Copy verbatim the part of the entries that opens with their first line and closes with the line containing "figure-ref: 2100 bbox=[90, 66, 223, 208]", including both of those lines.

-- START RECORD LIST --

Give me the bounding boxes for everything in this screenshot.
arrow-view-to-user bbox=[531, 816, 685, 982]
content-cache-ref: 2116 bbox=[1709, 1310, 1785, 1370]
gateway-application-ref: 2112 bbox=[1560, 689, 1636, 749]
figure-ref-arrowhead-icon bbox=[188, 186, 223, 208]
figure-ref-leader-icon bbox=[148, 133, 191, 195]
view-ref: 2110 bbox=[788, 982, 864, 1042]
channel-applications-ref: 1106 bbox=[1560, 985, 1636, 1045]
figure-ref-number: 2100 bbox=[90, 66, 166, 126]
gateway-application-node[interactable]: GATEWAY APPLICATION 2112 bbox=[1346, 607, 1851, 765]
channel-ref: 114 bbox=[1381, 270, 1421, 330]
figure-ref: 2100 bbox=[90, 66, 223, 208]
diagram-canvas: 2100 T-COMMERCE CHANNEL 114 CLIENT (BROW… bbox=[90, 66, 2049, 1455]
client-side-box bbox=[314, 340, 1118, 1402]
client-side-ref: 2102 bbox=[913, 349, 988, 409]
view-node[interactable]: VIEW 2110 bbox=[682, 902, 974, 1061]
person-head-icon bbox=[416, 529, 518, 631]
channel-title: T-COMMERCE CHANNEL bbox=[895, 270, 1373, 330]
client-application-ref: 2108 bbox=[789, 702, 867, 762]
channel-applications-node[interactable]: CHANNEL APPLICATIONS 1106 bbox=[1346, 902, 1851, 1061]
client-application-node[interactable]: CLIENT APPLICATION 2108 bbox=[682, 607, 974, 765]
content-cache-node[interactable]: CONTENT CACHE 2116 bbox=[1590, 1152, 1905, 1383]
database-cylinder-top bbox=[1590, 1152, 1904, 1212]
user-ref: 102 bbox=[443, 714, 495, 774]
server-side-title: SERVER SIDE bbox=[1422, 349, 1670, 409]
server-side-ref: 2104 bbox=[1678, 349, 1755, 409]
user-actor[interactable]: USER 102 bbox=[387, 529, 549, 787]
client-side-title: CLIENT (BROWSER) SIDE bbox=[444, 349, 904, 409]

-- END RECORD LIST --

■ **SOLVED PROBLEM**:
Give me the bounding boxes for everything in this screenshot.
arrow-view-to-user bbox=[531, 816, 685, 982]
content-cache-ref: 2116 bbox=[1709, 1310, 1785, 1370]
gateway-application-ref: 2112 bbox=[1560, 689, 1636, 749]
figure-ref-arrowhead-icon bbox=[188, 186, 223, 208]
figure-ref-leader-icon bbox=[148, 133, 191, 195]
view-ref: 2110 bbox=[788, 982, 864, 1042]
channel-applications-ref: 1106 bbox=[1560, 985, 1636, 1045]
figure-ref-number: 2100 bbox=[90, 66, 166, 126]
gateway-application-node[interactable]: GATEWAY APPLICATION 2112 bbox=[1346, 607, 1851, 765]
channel-ref: 114 bbox=[1381, 270, 1421, 330]
figure-ref: 2100 bbox=[90, 66, 223, 208]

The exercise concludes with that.